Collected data
= = = =
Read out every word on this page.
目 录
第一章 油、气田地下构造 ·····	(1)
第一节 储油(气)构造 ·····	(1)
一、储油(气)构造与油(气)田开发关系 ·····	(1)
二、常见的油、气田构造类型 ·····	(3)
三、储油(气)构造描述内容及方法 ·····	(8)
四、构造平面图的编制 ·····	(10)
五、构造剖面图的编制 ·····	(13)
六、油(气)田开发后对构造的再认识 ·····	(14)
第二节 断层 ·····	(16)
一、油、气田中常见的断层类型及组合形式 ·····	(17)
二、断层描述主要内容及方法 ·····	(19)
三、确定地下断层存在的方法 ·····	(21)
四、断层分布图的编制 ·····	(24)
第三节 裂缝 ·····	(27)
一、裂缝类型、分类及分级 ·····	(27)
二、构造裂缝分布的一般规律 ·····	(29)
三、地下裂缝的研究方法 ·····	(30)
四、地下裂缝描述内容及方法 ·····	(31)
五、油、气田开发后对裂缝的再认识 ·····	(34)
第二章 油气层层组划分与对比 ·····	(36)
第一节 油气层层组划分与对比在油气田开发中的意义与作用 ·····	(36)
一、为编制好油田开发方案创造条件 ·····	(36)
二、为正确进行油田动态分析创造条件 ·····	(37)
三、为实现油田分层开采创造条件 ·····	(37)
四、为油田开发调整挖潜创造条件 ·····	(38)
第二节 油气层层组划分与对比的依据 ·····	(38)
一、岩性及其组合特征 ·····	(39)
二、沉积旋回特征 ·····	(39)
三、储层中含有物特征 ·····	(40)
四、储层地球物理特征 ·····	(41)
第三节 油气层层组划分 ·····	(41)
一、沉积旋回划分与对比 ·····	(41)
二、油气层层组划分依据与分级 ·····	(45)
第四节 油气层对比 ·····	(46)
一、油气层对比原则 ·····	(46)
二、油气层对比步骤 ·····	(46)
= = = =
▸ **Task details**
Go through the entries and repeat each one exactly.

▸ **Answer to this task**
Read out every word on this page.
目 录
第一章 油、气田地下构造 ·····	(1)
第一节 储油(气)构造 ·····	(1)
一、储油(气)构造与油(气)田开发关系 ·····	(1)
二、常见的油、气田构造类型 ·····	(3)
三、储油(气)构造描述内容及方法 ·····	(8)
四、构造平面图的编制 ·····	(10)
五、构造剖面图的编制 ·····	(13)
六、油(气)田开发后对构造的再认识 ·····	(14)
第二节 断层 ·····	(16)
一、油、气田中常见的断层类型及组合形式 ·····	(17)
二、断层描述主要内容及方法 ·····	(19)
三、确定地下断层存在的方法 ·····	(21)
四、断层分布图的编制 ·····	(24)
第三节 裂缝 ·····	(27)
一、裂缝类型、分类及分级 ·····	(27)
二、构造裂缝分布的一般规律 ·····	(29)
三、地下裂缝的研究方法 ·····	(30)
四、地下裂缝描述内容及方法 ·····	(31)
五、油、气田开发后对裂缝的再认识 ·····	(34)
第二章 油气层层组划分与对比 ·····	(36)
第一节 油气层层组划分与对比在油气田开发中的意义与作用 ·····	(36)
一、为编制好油田开发方案创造条件 ·····	(36)
二、为正确进行油田动态分析创造条件 ·····	(37)
三、为实现油田分层开采创造条件 ·····	(37)
四、为油田开发调整挖潜创造条件 ·····	(38)
第二节 油气层层组划分与对比的依据 ·····	(38)
一、岩性及其组合特征 ·····	(39)
二、沉积旋回特征 ·····	(39)
三、储层中含有物特征 ·····	(40)
四、储层地球物理特征 ·····	(41)
第三节 油气层层组划分 ·····	(41)
一、沉积旋回划分与对比 ·····	(41)
二、油气层层组划分依据与分级 ·····	(45)
第四节 油气层对比 ·····	(46)
一、油气层对比原则 ·····	(46)
二、油气层对比步骤 ·····	(46)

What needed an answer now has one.